*Dataset rows*:
== == ==

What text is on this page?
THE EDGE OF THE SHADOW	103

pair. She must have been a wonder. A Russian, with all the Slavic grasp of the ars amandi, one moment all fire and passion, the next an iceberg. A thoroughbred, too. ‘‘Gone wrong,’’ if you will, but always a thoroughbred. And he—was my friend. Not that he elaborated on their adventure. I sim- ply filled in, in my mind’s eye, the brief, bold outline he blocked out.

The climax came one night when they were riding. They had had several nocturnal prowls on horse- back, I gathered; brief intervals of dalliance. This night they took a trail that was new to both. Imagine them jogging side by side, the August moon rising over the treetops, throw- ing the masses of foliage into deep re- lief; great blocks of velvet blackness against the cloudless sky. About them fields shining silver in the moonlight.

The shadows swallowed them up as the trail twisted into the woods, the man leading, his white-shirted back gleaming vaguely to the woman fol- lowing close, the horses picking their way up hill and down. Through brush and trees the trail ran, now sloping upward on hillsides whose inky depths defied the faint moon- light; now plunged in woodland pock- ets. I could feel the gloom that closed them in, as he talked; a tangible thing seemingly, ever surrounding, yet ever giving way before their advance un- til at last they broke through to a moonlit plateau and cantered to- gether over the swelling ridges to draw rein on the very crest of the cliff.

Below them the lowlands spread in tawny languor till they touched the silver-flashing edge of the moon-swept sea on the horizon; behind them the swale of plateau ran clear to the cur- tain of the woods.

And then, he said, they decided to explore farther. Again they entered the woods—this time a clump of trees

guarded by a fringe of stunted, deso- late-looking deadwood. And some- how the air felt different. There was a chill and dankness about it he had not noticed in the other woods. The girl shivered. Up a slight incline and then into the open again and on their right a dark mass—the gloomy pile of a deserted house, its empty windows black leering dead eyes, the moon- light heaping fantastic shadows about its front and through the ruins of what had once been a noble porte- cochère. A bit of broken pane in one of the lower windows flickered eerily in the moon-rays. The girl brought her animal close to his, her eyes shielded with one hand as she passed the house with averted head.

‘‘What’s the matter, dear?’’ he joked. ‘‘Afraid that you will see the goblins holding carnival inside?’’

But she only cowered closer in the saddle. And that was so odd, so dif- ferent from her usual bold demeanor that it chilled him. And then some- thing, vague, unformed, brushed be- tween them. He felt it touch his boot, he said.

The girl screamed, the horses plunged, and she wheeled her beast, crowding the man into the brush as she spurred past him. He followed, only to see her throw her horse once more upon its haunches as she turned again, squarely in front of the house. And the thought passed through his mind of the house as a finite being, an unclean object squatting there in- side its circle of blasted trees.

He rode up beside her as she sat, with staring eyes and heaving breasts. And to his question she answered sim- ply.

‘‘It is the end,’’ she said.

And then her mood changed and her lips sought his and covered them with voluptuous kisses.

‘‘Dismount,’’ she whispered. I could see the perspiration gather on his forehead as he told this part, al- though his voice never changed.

== == ==

*What is needed*:
Write out the entries above once more, without altering anything.

*Written solution*:
What text is on this page?
THE EDGE OF THE SHADOW	103

pair. She must have been a wonder. A Russian, with all the Slavic grasp of the ars amandi, one moment all fire and passion, the next an iceberg. A thoroughbred, too. ‘‘Gone wrong,’’ if you will, but always a thoroughbred. And he—was my friend. Not that he elaborated on their adventure. I sim- ply filled in, in my mind’s eye, the brief, bold outline he blocked out.

The climax came one night when they were riding. They had had several nocturnal prowls on horse- back, I gathered; brief intervals of dalliance. This night they took a trail that was new to both. Imagine them jogging side by side, the August moon rising over the treetops, throw- ing the masses of foliage into deep re- lief; great blocks of velvet blackness against the cloudless sky. About them fields shining silver in the moonlight.

The shadows swallowed them up as the trail twisted into the woods, the man leading, his white-shirted back gleaming vaguely to the woman fol- lowing close, the horses picking their way up hill and down. Through brush and trees the trail ran, now sloping upward on hillsides whose inky depths defied the faint moon- light; now plunged in woodland pock- ets. I could feel the gloom that closed them in, as he talked; a tangible thing seemingly, ever surrounding, yet ever giving way before their advance un- til at last they broke through to a moonlit plateau and cantered to- gether over the swelling ridges to draw rein on the very crest of the cliff.

Below them the lowlands spread in tawny languor till they touched the silver-flashing edge of the moon-swept sea on the horizon; behind them the swale of plateau ran clear to the cur- tain of the woods.

And then, he said, they decided to explore farther. Again they entered the woods—this time a clump of trees

guarded by a fringe of stunted, deso- late-looking deadwood. And some- how the air felt different. There was a chill and dankness about it he had not noticed in the other woods. The girl shivered. Up a slight incline and then into the open again and on their right a dark mass—the gloomy pile of a deserted house, its empty windows black leering dead eyes, the moon- light heaping fantastic shadows about its front and through the ruins of what had once been a noble porte- cochère. A bit of broken pane in one of the lower windows flickered eerily in the moon-rays. The girl brought her animal close to his, her eyes shielded with one hand as she passed the house with averted head.

‘‘What’s the matter, dear?’’ he joked. ‘‘Afraid that you will see the goblins holding carnival inside?’’

But she only cowered closer in the saddle. And that was so odd, so dif- ferent from her usual bold demeanor that it chilled him. And then some- thing, vague, unformed, brushed be- tween them. He felt it touch his boot, he said.

The girl screamed, the horses plunged, and she wheeled her beast, crowding the man into the brush as she spurred past him. He followed, only to see her throw her horse once more upon its haunches as she turned again, squarely in front of the house. And the thought passed through his mind of the house as a finite being, an unclean object squatting there in- side its circle of blasted trees.

He rode up beside her as she sat, with staring eyes and heaving breasts. And to his question she answered sim- ply.

‘‘It is the end,’’ she said.

And then her mood changed and her lips sought his and covered them with voluptuous kisses.

‘‘Dismount,’’ she whispered. I could see the perspiration gather on his forehead as he told this part, al- though his voice never changed.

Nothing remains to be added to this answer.